Note how many lines hold the string "combination" and give that number without any other words.

-- -- --

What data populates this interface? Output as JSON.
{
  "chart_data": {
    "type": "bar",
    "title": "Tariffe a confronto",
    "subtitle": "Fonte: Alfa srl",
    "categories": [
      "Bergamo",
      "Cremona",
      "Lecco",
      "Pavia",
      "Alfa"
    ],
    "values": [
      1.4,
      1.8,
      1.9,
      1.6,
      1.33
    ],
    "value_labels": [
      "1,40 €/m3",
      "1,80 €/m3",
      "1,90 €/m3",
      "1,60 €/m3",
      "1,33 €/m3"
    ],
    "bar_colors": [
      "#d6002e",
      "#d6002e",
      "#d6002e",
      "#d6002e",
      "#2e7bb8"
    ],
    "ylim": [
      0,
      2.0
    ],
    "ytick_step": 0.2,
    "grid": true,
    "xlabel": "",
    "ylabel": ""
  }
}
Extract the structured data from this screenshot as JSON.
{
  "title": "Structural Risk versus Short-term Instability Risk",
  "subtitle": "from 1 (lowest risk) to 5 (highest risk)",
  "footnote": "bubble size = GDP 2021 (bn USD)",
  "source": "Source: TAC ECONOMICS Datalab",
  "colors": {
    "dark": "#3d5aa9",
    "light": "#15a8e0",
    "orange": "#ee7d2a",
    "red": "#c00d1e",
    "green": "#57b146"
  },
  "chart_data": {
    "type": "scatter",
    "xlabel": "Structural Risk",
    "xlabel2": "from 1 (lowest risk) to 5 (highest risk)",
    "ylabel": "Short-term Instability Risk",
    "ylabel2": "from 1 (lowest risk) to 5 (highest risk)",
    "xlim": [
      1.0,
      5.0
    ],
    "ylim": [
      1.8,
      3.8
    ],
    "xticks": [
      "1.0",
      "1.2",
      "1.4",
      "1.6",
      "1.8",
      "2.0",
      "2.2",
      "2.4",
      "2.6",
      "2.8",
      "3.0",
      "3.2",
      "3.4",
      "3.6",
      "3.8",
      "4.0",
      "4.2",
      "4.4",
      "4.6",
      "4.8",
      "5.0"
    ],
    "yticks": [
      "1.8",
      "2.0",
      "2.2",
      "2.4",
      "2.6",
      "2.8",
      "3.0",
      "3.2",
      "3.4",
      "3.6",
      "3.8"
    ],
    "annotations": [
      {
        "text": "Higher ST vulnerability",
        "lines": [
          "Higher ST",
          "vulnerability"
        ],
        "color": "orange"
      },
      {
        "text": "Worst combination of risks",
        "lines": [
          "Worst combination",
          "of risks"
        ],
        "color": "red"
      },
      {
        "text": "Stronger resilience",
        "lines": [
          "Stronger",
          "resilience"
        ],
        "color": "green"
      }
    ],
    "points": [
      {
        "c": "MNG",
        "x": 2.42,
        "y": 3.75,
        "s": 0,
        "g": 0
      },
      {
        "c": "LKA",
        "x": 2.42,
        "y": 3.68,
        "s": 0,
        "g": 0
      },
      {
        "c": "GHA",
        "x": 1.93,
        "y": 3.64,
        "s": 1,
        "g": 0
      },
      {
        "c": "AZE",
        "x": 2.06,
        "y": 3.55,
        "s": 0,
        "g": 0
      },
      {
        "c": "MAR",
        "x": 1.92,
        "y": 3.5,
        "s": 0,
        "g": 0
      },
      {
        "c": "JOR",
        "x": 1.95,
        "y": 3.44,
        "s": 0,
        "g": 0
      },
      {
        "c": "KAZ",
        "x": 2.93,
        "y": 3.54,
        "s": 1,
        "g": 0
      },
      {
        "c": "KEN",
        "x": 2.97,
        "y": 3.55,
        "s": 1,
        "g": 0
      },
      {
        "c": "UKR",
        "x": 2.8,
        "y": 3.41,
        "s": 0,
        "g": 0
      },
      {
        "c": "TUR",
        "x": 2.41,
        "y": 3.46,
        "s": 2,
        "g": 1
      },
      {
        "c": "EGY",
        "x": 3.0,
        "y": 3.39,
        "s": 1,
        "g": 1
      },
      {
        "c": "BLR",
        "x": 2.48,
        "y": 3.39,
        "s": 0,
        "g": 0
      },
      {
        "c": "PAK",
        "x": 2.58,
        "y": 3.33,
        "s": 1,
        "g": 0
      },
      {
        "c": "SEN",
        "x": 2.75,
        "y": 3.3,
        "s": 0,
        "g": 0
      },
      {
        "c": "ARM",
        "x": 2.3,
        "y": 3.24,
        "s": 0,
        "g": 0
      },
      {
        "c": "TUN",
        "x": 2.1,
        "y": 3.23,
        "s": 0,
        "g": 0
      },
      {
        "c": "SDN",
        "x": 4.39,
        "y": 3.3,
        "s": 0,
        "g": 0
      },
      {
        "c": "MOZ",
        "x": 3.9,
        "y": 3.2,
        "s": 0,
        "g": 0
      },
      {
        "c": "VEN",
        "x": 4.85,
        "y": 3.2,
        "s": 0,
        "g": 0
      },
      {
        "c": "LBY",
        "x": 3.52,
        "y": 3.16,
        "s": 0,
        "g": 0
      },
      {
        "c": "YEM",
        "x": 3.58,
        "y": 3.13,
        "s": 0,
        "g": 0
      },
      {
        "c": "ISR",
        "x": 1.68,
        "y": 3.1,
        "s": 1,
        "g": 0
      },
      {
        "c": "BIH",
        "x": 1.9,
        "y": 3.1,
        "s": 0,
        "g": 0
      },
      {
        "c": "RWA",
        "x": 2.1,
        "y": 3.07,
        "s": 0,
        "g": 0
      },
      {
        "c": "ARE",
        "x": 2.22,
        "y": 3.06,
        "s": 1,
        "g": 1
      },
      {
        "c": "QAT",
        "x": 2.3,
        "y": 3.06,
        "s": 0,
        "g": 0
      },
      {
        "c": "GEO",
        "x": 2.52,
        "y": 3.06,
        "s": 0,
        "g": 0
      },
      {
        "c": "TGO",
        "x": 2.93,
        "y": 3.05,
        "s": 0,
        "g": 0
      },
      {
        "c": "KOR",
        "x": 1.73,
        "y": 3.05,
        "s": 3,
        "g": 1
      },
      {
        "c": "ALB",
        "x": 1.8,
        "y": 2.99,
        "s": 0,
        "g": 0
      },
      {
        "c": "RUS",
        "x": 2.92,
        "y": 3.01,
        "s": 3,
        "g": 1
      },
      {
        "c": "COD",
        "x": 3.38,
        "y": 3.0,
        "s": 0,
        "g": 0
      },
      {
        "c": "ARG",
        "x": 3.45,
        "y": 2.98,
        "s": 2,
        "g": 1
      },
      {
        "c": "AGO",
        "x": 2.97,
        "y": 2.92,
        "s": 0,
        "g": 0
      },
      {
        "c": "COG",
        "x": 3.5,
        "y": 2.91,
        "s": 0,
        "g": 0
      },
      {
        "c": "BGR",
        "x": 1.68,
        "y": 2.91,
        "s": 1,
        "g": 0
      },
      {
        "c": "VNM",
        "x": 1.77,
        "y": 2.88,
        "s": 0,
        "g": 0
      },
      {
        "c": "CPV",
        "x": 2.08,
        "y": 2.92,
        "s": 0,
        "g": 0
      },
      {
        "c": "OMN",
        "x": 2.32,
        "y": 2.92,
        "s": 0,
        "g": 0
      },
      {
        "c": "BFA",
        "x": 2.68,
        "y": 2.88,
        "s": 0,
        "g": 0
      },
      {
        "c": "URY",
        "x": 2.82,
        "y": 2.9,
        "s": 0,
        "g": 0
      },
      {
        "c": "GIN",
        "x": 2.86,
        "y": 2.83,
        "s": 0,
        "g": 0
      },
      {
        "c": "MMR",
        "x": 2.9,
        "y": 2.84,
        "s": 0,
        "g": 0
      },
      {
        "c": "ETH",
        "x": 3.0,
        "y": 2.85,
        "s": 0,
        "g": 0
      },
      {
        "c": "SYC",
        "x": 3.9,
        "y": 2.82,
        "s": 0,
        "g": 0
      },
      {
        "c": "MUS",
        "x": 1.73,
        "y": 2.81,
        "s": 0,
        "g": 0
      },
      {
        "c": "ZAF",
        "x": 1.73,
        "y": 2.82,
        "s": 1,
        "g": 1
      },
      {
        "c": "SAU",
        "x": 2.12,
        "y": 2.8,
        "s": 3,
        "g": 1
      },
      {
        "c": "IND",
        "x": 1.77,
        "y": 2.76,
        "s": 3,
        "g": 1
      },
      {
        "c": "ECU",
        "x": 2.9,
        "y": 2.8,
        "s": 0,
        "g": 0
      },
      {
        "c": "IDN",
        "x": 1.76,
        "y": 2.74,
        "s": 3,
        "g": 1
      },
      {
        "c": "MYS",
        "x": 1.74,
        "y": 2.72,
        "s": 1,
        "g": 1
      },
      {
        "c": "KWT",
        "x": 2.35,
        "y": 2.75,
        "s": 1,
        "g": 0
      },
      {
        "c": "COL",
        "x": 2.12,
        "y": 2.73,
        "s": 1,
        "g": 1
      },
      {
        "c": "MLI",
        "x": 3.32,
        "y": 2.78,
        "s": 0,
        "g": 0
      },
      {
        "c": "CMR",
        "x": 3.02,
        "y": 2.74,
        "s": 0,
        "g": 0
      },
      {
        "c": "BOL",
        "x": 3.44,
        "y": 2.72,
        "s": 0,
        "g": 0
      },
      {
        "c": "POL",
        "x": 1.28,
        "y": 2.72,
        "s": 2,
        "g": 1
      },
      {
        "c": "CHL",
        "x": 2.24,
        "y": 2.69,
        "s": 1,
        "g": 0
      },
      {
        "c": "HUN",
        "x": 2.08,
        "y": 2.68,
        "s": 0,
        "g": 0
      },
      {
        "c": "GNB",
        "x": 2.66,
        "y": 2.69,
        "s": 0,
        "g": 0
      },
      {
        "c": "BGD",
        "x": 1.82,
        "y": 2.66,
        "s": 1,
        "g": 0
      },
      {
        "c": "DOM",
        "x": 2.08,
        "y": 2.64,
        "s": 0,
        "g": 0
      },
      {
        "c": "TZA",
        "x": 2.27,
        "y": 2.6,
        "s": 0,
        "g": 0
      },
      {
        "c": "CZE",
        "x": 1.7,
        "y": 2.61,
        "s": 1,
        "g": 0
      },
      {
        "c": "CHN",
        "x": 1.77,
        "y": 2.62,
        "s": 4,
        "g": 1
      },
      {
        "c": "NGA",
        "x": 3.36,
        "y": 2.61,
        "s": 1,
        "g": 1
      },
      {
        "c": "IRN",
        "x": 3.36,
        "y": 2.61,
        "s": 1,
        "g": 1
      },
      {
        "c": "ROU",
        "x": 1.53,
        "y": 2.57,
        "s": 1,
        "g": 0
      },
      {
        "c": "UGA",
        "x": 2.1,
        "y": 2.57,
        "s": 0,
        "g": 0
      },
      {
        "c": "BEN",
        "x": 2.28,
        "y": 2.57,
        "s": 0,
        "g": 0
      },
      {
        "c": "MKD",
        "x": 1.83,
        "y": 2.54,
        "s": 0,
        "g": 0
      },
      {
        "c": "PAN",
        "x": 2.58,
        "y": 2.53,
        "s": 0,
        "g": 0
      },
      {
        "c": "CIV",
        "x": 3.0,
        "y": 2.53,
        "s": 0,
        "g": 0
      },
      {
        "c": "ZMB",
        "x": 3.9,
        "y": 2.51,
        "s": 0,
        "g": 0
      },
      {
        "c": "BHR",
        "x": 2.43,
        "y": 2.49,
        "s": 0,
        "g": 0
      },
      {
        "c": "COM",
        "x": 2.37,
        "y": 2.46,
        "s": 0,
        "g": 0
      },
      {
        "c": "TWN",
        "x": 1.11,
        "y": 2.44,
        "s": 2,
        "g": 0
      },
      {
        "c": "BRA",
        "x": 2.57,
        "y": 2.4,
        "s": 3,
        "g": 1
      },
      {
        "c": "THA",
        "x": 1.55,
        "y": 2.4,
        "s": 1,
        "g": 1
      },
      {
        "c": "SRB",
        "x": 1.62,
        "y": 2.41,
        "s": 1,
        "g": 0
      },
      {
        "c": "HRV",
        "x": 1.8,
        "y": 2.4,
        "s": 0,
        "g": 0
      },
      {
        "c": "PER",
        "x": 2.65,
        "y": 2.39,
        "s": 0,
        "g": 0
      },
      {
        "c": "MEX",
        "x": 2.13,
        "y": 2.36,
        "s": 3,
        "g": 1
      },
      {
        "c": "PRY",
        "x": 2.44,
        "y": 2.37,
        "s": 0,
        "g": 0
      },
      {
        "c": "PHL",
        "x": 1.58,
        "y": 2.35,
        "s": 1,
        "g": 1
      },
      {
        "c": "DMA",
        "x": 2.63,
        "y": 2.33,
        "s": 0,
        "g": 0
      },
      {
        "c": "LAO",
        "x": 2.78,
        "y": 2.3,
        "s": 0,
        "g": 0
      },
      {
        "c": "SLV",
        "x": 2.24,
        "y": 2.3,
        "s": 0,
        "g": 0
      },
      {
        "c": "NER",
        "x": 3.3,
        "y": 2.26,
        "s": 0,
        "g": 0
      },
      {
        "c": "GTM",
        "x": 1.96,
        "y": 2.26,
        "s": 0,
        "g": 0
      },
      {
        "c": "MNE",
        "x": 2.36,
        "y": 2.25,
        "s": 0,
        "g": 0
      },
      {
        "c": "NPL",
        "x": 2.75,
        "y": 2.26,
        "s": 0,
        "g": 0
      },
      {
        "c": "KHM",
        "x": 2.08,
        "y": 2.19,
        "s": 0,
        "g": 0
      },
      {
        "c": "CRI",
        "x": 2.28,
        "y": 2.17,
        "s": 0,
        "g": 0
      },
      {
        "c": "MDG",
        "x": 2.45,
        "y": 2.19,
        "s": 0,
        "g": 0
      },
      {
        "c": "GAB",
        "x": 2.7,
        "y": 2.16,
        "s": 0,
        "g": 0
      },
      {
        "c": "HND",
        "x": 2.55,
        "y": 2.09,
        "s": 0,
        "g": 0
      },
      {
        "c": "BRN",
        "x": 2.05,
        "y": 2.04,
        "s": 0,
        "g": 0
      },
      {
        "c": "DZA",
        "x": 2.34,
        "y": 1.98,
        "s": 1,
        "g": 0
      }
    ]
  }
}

-- -- --

:: TASK RESULT ::
2